** The exercise **
Carry on the forum reply about timing the color sensor's measurements, picking up right after its last line.

>> Start Document excerpt

I need it to sample at least 10 times faster.

Hmmmm, do you understand how this device works, specifically how it outputs data ? My quick read of the data sheet tells me it toggles an output line at a frequency proportional to the light's "intensity". So at low intensities the period is long. If you shorten the observation period (increase the sample rate) you'll limit the darkest measurement you can make.

Also you should know that right now the code seems to makes 4 measurements; an R, a G, a B and white at 1 sec intervals, w/each value printed out after being measured. Some normalized composite is then printed every 4 seconds. The 1 second timing is controlled by setting the statement:

Timer1.setPeriod(1000000); // set 1s period

{I don’t know why this is continually being set}

… but the 4 sec timing is the delay() in loop(). Frankly that’s a bad way to do it IMO. I’d have put the prints and resetting code in an altered state (case 0) of the state machine in :

void TSC_Callback()
{
  switch(g_flag)

>> End Document excerpt
>> Start Given data

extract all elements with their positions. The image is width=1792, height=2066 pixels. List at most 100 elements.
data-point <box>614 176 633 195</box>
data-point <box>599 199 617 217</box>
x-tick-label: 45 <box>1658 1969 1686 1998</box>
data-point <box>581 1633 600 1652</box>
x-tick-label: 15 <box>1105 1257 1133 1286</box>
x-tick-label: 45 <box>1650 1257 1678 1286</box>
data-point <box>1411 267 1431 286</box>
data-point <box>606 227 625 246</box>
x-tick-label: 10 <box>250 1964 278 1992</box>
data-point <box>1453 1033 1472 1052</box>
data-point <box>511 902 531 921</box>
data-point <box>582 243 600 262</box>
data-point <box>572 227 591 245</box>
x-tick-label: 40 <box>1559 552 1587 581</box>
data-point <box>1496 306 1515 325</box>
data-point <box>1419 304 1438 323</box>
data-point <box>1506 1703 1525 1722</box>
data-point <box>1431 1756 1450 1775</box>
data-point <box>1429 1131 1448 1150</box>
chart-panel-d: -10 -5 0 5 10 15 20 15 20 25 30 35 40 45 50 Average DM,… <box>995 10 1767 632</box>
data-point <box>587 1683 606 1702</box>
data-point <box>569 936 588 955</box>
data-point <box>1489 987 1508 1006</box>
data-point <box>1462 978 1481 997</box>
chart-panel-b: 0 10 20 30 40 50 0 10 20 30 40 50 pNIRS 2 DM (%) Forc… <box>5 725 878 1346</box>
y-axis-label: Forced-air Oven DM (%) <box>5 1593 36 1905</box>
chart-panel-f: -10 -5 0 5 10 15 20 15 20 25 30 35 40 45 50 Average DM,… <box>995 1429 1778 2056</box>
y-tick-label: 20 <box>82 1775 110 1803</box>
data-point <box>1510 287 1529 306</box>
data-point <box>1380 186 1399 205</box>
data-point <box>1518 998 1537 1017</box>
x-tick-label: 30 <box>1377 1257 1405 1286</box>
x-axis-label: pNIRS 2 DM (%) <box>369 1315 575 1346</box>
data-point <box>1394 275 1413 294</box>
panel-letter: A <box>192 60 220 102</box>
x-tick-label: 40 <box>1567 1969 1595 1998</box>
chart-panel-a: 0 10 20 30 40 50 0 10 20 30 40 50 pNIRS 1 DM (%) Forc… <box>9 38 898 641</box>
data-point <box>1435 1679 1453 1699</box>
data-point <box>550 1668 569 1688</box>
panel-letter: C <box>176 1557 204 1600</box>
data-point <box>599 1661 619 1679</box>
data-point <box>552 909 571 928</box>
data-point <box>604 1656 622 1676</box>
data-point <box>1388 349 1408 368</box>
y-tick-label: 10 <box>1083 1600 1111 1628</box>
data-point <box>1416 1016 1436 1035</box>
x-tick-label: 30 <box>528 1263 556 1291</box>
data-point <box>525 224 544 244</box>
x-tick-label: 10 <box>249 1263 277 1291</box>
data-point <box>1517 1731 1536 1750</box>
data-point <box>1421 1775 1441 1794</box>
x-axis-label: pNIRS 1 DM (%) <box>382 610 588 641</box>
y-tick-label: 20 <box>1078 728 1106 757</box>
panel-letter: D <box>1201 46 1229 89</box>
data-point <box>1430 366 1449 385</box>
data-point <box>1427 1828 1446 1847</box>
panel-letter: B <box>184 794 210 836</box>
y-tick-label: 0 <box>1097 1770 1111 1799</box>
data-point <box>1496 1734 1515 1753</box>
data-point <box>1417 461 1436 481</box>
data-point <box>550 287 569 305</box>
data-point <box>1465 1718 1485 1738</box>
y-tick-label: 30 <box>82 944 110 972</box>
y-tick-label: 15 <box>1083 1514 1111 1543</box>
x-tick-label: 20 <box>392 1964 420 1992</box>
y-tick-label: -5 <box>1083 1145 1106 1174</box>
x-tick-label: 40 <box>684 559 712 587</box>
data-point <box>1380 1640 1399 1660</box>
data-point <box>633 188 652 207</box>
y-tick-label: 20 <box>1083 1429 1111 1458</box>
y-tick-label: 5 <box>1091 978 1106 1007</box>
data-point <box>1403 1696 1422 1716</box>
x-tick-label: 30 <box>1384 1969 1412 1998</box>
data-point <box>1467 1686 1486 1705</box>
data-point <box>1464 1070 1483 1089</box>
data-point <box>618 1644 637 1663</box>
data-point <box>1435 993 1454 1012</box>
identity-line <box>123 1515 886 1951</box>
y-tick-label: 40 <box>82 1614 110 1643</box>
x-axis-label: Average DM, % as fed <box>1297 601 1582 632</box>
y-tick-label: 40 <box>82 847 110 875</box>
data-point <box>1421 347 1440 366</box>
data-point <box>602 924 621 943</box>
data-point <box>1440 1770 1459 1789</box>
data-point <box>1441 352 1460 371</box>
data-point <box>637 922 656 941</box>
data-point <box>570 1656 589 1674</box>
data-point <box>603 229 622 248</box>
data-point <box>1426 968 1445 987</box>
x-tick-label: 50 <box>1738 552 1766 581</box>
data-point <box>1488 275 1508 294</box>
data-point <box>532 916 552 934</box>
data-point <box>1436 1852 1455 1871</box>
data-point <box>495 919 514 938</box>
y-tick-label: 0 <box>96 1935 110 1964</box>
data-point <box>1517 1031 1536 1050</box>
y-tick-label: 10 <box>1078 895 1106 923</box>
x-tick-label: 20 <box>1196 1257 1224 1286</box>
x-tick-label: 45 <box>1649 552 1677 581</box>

>> End Given data

** Solved problem **
  {
    case 0:
         Serial.println("->WB Start");
         TSC_WB(LOW, LOW);              //Filter without Red
         break;
    case 1:
         Serial.print("->Frequency R=");
         Serial.println(g_count);
         g_array[0] = g_count;
         TSC_WB(HIGH, HIGH);            //Filter without Green
         break;
    case 2:
         Serial.print("->Frequency G=");
         Serial.println(g_count);
         g_array[1] = g_count;
         TSC_WB(LOW, HIGH);             //Filter without Blue
         break;
 
    case 3:
         Serial.print("->Frequency B=");
         Serial.println(g_count);
         Serial.println("->WB End");
         g_array[2] = g_count;
         TSC_WB(HIGH, LOW);             //Clear(no filter)   
         break;
   default:
         g_count = 0;
         break;
  }
}

… and skipped the delay(4000). I’d also have measured the periods during each observation period and averaged them to get a truer measurement. Counting pulses means the measurement might be off by almost 1 count. No big deal at high irradiances but potentially a big error when really dark. I guess it all depends on the intended usage.

Note that the present code relies on the 1 sec observation period. Changing it means having to implement a scale factor for g_count to get Hz.

Hey mee_n_mac!

Thanks for replying!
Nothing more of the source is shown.